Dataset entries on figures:
◇ ◇ ◇ ◇ ◇

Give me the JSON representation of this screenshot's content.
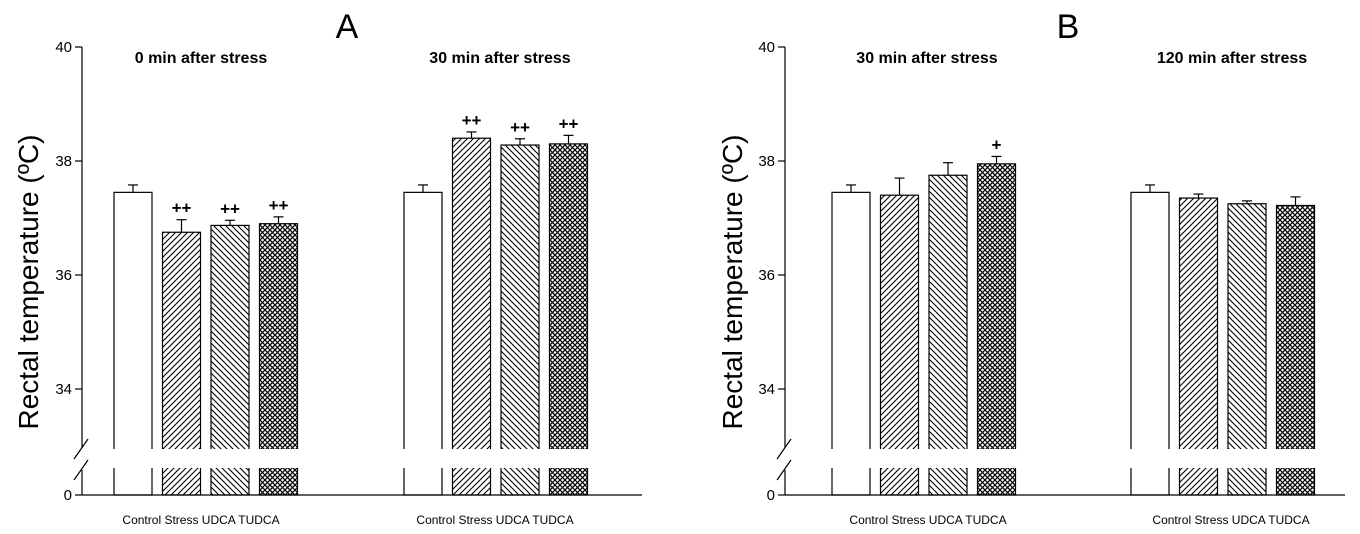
{
  "chart_data": [
    {
      "type": "bar",
      "panel_label": "A",
      "ylabel": "Rectal temperature (ºC)",
      "ylim": [
        33,
        40
      ],
      "axis_break": true,
      "y_ticks": [
        "0",
        "34",
        "36",
        "38",
        "40"
      ],
      "categories": [
        "Control",
        "Stress",
        "UDCA",
        "TUDCA"
      ],
      "legend": "none",
      "grid": false,
      "groups": [
        {
          "title": "0 min after stress",
          "values": [
            37.45,
            36.75,
            36.87,
            36.9
          ],
          "errors": [
            0.13,
            0.22,
            0.09,
            0.12
          ],
          "annotations": [
            "",
            "++",
            "++",
            "++"
          ]
        },
        {
          "title": "30 min after stress",
          "values": [
            37.45,
            38.4,
            38.28,
            38.3
          ],
          "errors": [
            0.13,
            0.11,
            0.11,
            0.15
          ],
          "annotations": [
            "",
            "++",
            "++",
            "++"
          ]
        }
      ]
    },
    {
      "type": "bar",
      "panel_label": "B",
      "ylabel": "Rectal temperature (ºC)",
      "ylim": [
        33,
        40
      ],
      "axis_break": true,
      "y_ticks": [
        "0",
        "34",
        "36",
        "38",
        "40"
      ],
      "categories": [
        "Control",
        "Stress",
        "UDCA",
        "TUDCA"
      ],
      "legend": "none",
      "grid": false,
      "groups": [
        {
          "title": "30 min after stress",
          "values": [
            37.45,
            37.4,
            37.75,
            37.95
          ],
          "errors": [
            0.13,
            0.3,
            0.22,
            0.13
          ],
          "annotations": [
            "",
            "",
            "",
            "+"
          ]
        },
        {
          "title": "120 min after stress",
          "values": [
            37.45,
            37.35,
            37.25,
            37.22
          ],
          "errors": [
            0.13,
            0.07,
            0.05,
            0.15
          ],
          "annotations": [
            "",
            "",
            "",
            ""
          ]
        }
      ]
    }
  ]
}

◇ ◇ ◇ ◇ ◇

Except for the pictures, give all the material above again verbatim.

§ Correct answer
Give me the JSON representation of this screenshot's content.
{
  "chart_data": [
    {
      "type": "bar",
      "panel_label": "A",
      "ylabel": "Rectal temperature (ºC)",
      "ylim": [
        33,
        40
      ],
      "axis_break": true,
      "y_ticks": [
        "0",
        "34",
        "36",
        "38",
        "40"
      ],
      "categories": [
        "Control",
        "Stress",
        "UDCA",
        "TUDCA"
      ],
      "legend": "none",
      "grid": false,
      "groups": [
        {
          "title": "0 min after stress",
          "values": [
            37.45,
            36.75,
            36.87,
            36.9
          ],
          "errors": [
            0.13,
            0.22,
            0.09,
            0.12
          ],
          "annotations": [
            "",
            "++",
            "++",
            "++"
          ]
        },
        {
          "title": "30 min after stress",
          "values": [
            37.45,
            38.4,
            38.28,
            38.3
          ],
          "errors": [
            0.13,
            0.11,
            0.11,
            0.15
          ],
          "annotations": [
            "",
            "++",
            "++",
            "++"
          ]
        }
      ]
    },
    {
      "type": "bar",
      "panel_label": "B",
      "ylabel": "Rectal temperature (ºC)",
      "ylim": [
        33,
        40
      ],
      "axis_break": true,
      "y_ticks": [
        "0",
        "34",
        "36",
        "38",
        "40"
      ],
      "categories": [
        "Control",
        "Stress",
        "UDCA",
        "TUDCA"
      ],
      "legend": "none",
      "grid": false,
      "groups": [
        {
          "title": "30 min after stress",
          "values": [
            37.45,
            37.4,
            37.75,
            37.95
          ],
          "errors": [
            0.13,
            0.3,
            0.22,
            0.13
          ],
          "annotations": [
            "",
            "",
            "",
            "+"
          ]
        },
        {
          "title": "120 min after stress",
          "values": [
            37.45,
            37.35,
            37.25,
            37.22
          ],
          "errors": [
            0.13,
            0.07,
            0.05,
            0.15
          ],
          "annotations": [
            "",
            "",
            "",
            ""
          ]
        }
      ]
    }
  ]
}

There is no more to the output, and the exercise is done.